Data entries -
----

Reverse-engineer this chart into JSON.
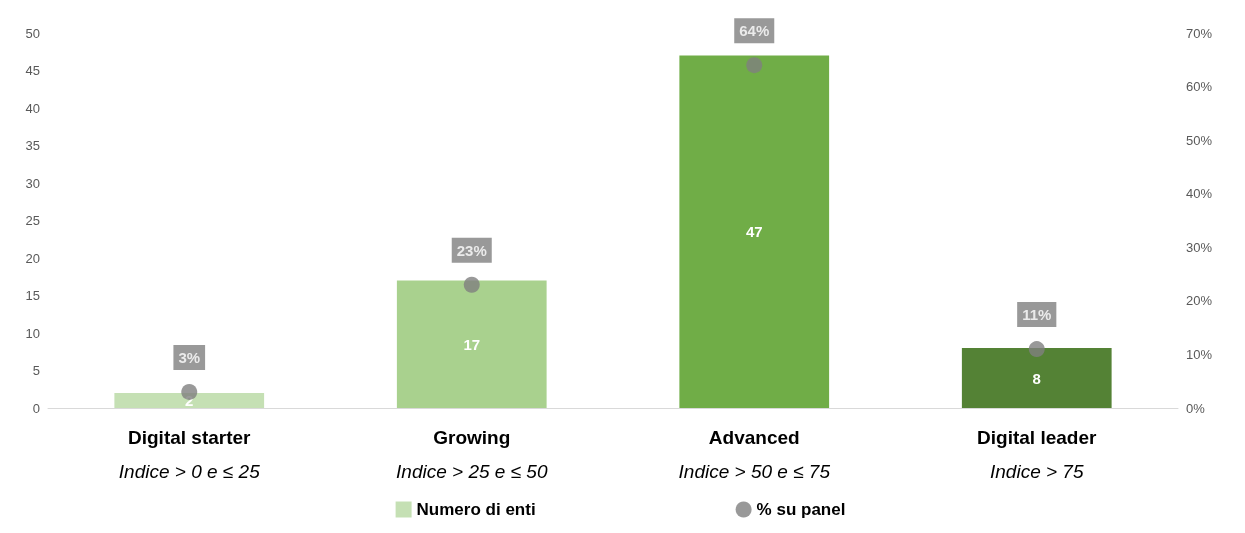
{
  "chart_data": {
    "type": "bar",
    "categories": [
      "Digital starter\nIndice > 0 e ≤ 25",
      "Growing\nIndice > 25 e ≤ 50",
      "Advanced\nIndice > 50 e ≤ 75",
      "Digital leader\nIndice > 75"
    ],
    "series": [
      {
        "name": "Numero di enti",
        "color": "#c5e0b4",
        "colors": [
          "#c5e0b4",
          "#a9d18e",
          "#70ad47",
          "#548235"
        ],
        "values": [
          2,
          17,
          47,
          8
        ]
      },
      {
        "name": "% su panel",
        "type": "scatter",
        "axis": "y2",
        "color": "#808080",
        "values": [
          3,
          23,
          64,
          11
        ],
        "value_labels": [
          "3%",
          "23%",
          "64%",
          "11%"
        ]
      }
    ],
    "ylim": [
      0,
      50
    ],
    "yticks": [
      0,
      5,
      10,
      15,
      20,
      25,
      30,
      35,
      40,
      45,
      50
    ],
    "y2lim": [
      0,
      70
    ],
    "y2ticks": [
      {
        "value": 0,
        "label": "0%"
      },
      {
        "value": 10,
        "label": "10%"
      },
      {
        "value": 20,
        "label": "20%"
      },
      {
        "value": 30,
        "label": "30%"
      },
      {
        "value": 40,
        "label": "40%"
      },
      {
        "value": 50,
        "label": "50%"
      },
      {
        "value": 60,
        "label": "60%"
      },
      {
        "value": 70,
        "label": "70%"
      }
    ],
    "data_labels": true,
    "grid": false,
    "legend": "bottom",
    "marker": "circle"
  }
}
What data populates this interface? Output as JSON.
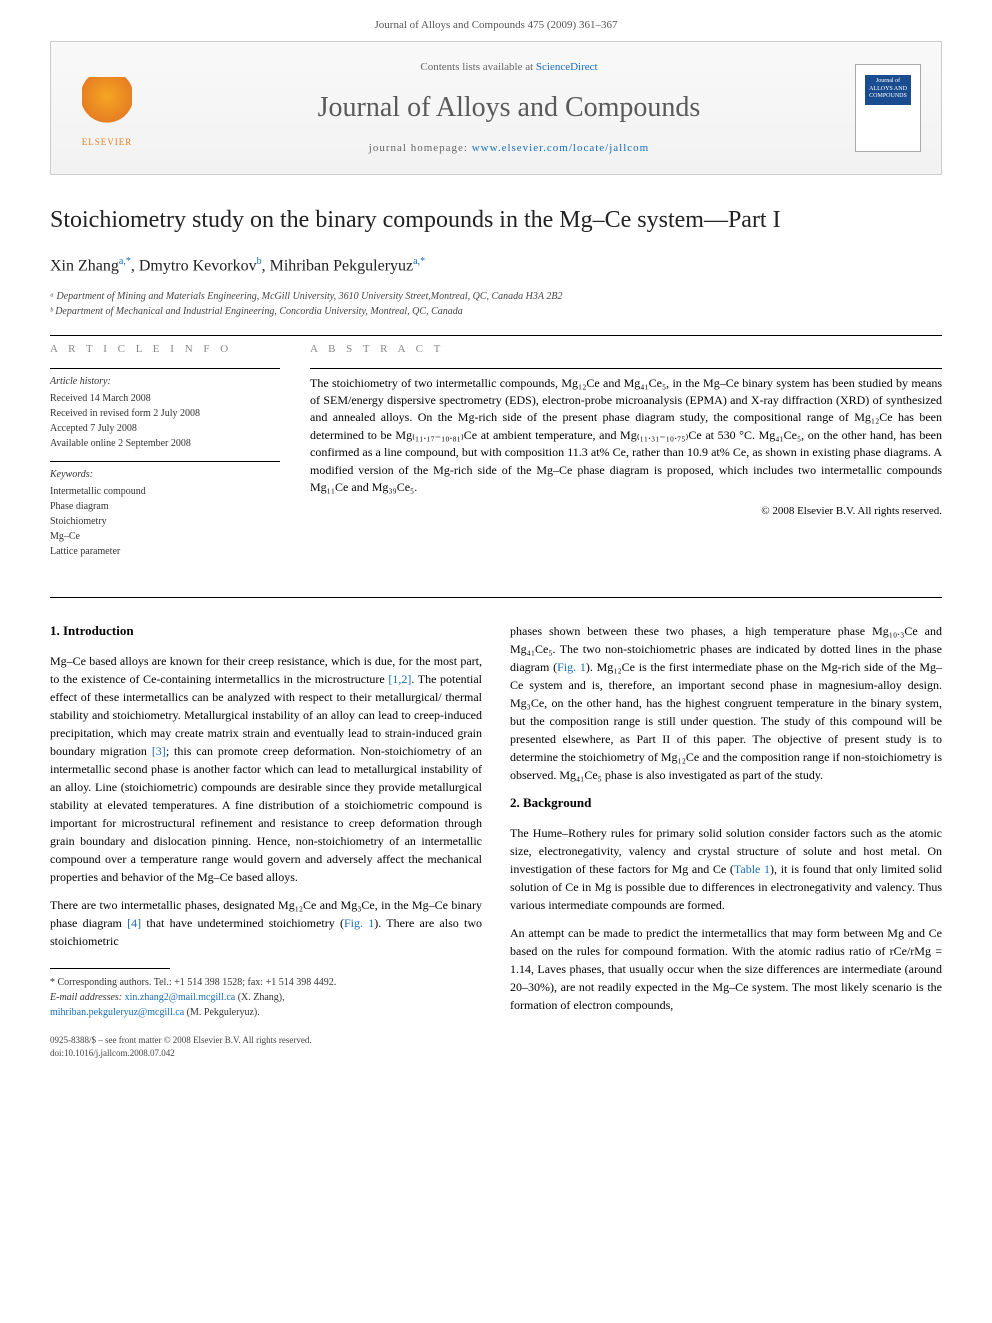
{
  "page_header": "Journal of Alloys and Compounds 475 (2009) 361–367",
  "masthead": {
    "publisher": "ELSEVIER",
    "contents_prefix": "Contents lists available at ",
    "contents_link": "ScienceDirect",
    "journal_name": "Journal of Alloys and Compounds",
    "homepage_prefix": "journal homepage: ",
    "homepage_link": "www.elsevier.com/locate/jallcom",
    "cover_text": "Journal of ALLOYS AND COMPOUNDS"
  },
  "article": {
    "title": "Stoichiometry study on the binary compounds in the Mg–Ce system—Part I",
    "authors_html": "Xin Zhang<sup>a,*</sup>, Dmytro Kevorkov<sup>b</sup>, Mihriban Pekguleryuz<sup>a,*</sup>",
    "affiliations": [
      "ᵃ Department of Mining and Materials Engineering, McGill University, 3610 University Street,Montreal, QC, Canada H3A 2B2",
      "ᵇ Department of Mechanical and Industrial Engineering, Concordia University, Montreal, QC, Canada"
    ]
  },
  "info": {
    "heading": "A R T I C L E   I N F O",
    "history_label": "Article history:",
    "history": "Received 14 March 2008\nReceived in revised form 2 July 2008\nAccepted 7 July 2008\nAvailable online 2 September 2008",
    "keywords_label": "Keywords:",
    "keywords": "Intermetallic compound\nPhase diagram\nStoichiometry\nMg–Ce\nLattice parameter"
  },
  "abstract": {
    "heading": "A B S T R A C T",
    "text": "The stoichiometry of two intermetallic compounds, Mg₁₂Ce and Mg₄₁Ce₅, in the Mg–Ce binary system has been studied by means of SEM/energy dispersive spectrometry (EDS), electron-probe microanalysis (EPMA) and X-ray diffraction (XRD) of synthesized and annealed alloys. On the Mg-rich side of the present phase diagram study, the compositional range of Mg₁₂Ce has been determined to be Mg₍₁₁.₁₇₋₁₀.₈₁₎Ce at ambient temperature, and Mg₍₁₁.₃₁₋₁₀.₇₅₎Ce at 530 °C. Mg₄₁Ce₅, on the other hand, has been confirmed as a line compound, but with composition 11.3 at% Ce, rather than 10.9 at% Ce, as shown in existing phase diagrams. A modified version of the Mg-rich side of the Mg–Ce phase diagram is proposed, which includes two intermetallic compounds Mg₁₁Ce and Mg₃₉Ce₅.",
    "copyright": "© 2008 Elsevier B.V. All rights reserved."
  },
  "sections": {
    "intro_heading": "1. Introduction",
    "intro_p1": "Mg–Ce based alloys are known for their creep resistance, which is due, for the most part, to the existence of Ce-containing intermetallics in the microstructure [1,2]. The potential effect of these intermetallics can be analyzed with respect to their metallurgical/ thermal stability and stoichiometry. Metallurgical instability of an alloy can lead to creep-induced precipitation, which may create matrix strain and eventually lead to strain-induced grain boundary migration [3]; this can promote creep deformation. Non-stoichiometry of an intermetallic second phase is another factor which can lead to metallurgical instability of an alloy. Line (stoichiometric) compounds are desirable since they provide metallurgical stability at elevated temperatures. A fine distribution of a stoichiometric compound is important for microstructural refinement and resistance to creep deformation through grain boundary and dislocation pinning. Hence, non-stoichiometry of an intermetallic compound over a temperature range would govern and adversely affect the mechanical properties and behavior of the Mg–Ce based alloys.",
    "intro_p2": "There are two intermetallic phases, designated Mg₁₂Ce and Mg₃Ce, in the Mg–Ce binary phase diagram [4] that have undetermined stoichiometry (Fig. 1). There are also two stoichiometric",
    "intro_p3": "phases shown between these two phases, a high temperature phase Mg₁₀.₃Ce and Mg₄₁Ce₅. The two non-stoichiometric phases are indicated by dotted lines in the phase diagram (Fig. 1). Mg₁₂Ce is the first intermediate phase on the Mg-rich side of the Mg–Ce system and is, therefore, an important second phase in magnesium-alloy design. Mg₃Ce, on the other hand, has the highest congruent temperature in the binary system, but the composition range is still under question. The study of this compound will be presented elsewhere, as Part II of this paper. The objective of present study is to determine the stoichiometry of Mg₁₂Ce and the composition range if non-stoichiometry is observed. Mg₄₁Ce₅ phase is also investigated as part of the study.",
    "bg_heading": "2. Background",
    "bg_p1": "The Hume–Rothery rules for primary solid solution consider factors such as the atomic size, electronegativity, valency and crystal structure of solute and host metal. On investigation of these factors for Mg and Ce (Table 1), it is found that only limited solid solution of Ce in Mg is possible due to differences in electronegativity and valency. Thus various intermediate compounds are formed.",
    "bg_p2": "An attempt can be made to predict the intermetallics that may form between Mg and Ce based on the rules for compound formation. With the atomic radius ratio of rCe/rMg = 1.14, Laves phases, that usually occur when the size differences are intermediate (around 20–30%), are not readily expected in the Mg–Ce system. The most likely scenario is the formation of electron compounds,"
  },
  "footnotes": {
    "corr_label": "* Corresponding authors. Tel.: +1 514 398 1528; fax: +1 514 398 4492.",
    "email_label": "E-mail addresses:",
    "email1": "xin.zhang2@mail.mcgill.ca",
    "email1_who": " (X. Zhang),",
    "email2": "mihriban.pekguleryuz@mcgill.ca",
    "email2_who": " (M. Pekguleryuz)."
  },
  "footer": {
    "line1": "0925-8388/$ – see front matter © 2008 Elsevier B.V. All rights reserved.",
    "line2": "doi:10.1016/j.jallcom.2008.07.042"
  },
  "colors": {
    "link": "#1a6db5",
    "publisher": "#e67e22",
    "cover_bg": "#1a4d8f",
    "text": "#000000",
    "muted": "#666666"
  }
}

----

What is asked - In the listing above, find each line with the word "Department" and copy it.

Final answer -
      "ᵃ Department of Mining and Materials Engineering, McGill University, 3610 University Street,Montreal, QC, Canada H3A 2B2",
      "ᵇ Department of Mechanical and Industrial Engineering, Concordia University, Montreal, QC, Canada"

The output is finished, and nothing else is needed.